■ **Goal**
Which lines below hold the word "Найти"? Copy all of them.

>> Start

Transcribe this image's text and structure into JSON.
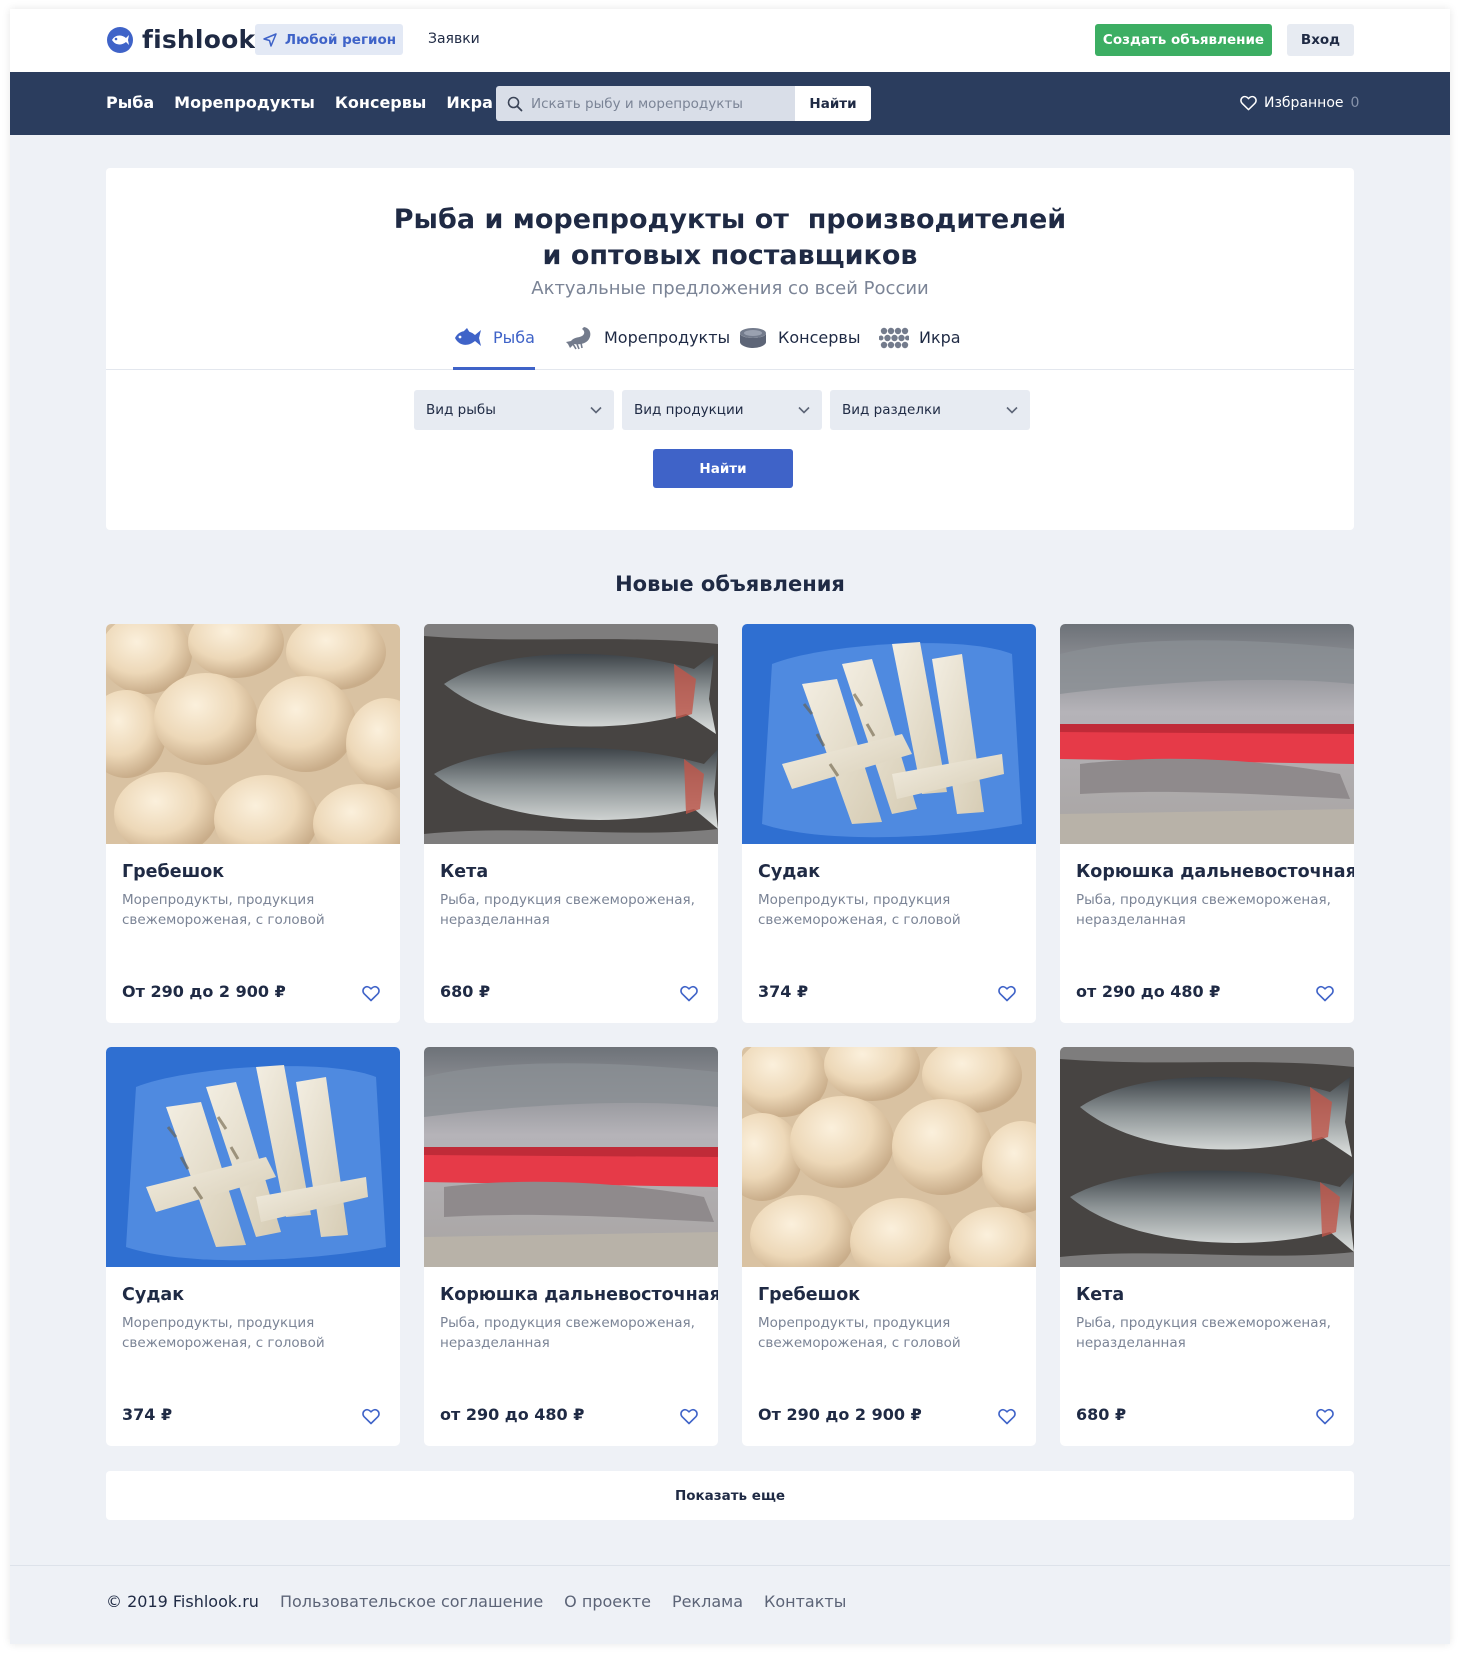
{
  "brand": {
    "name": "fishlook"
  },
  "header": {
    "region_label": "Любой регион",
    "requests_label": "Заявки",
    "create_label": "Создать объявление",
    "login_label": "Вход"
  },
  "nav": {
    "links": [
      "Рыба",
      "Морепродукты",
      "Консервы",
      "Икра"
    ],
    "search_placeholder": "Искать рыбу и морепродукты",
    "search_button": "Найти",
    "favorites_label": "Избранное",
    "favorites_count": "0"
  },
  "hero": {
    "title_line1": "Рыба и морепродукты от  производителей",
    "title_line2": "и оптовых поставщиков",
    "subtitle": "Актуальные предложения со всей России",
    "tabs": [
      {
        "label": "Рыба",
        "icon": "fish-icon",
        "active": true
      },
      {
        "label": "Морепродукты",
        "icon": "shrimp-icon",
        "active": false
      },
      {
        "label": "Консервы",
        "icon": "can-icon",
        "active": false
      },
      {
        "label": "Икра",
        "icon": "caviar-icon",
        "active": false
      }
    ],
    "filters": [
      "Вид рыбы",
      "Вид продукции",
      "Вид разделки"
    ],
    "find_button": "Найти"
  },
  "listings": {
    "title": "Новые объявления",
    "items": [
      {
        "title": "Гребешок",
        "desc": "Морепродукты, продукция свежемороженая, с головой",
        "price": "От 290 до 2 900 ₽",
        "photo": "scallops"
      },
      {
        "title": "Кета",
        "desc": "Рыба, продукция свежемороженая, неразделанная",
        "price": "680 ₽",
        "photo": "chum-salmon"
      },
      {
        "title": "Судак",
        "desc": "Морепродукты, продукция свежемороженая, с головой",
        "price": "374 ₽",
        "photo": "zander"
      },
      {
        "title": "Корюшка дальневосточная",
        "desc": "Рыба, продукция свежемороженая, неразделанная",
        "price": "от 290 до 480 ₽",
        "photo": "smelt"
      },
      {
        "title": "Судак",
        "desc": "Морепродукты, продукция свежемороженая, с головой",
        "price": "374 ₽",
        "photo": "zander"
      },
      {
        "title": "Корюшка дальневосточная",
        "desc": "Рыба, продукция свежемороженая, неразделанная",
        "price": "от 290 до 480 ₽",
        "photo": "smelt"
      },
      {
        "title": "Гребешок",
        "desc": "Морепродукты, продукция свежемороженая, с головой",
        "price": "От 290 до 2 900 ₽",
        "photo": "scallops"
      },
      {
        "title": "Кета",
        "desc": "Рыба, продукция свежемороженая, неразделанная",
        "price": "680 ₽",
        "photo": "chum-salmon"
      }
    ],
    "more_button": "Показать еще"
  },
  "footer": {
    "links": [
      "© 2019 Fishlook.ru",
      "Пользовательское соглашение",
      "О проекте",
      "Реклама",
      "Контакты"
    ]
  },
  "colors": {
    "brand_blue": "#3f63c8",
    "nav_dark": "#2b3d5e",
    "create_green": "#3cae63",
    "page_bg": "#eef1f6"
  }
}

>> End
>> Start

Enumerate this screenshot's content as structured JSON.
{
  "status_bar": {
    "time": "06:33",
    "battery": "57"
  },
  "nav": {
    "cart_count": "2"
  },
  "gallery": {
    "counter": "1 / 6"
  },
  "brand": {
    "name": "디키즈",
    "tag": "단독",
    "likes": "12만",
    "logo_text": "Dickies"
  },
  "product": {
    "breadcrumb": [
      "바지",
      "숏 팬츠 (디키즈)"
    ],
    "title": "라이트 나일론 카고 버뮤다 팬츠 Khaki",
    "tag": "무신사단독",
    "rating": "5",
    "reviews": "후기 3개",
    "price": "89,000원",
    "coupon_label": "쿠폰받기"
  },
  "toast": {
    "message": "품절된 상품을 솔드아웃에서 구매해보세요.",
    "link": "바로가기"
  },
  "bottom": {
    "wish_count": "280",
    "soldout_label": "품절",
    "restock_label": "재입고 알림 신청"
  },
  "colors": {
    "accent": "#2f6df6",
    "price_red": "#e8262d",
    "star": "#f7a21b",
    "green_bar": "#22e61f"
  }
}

>> End

■ **Response to this exercise**
    "search_button": "Найти",
    "find_button": "Найти"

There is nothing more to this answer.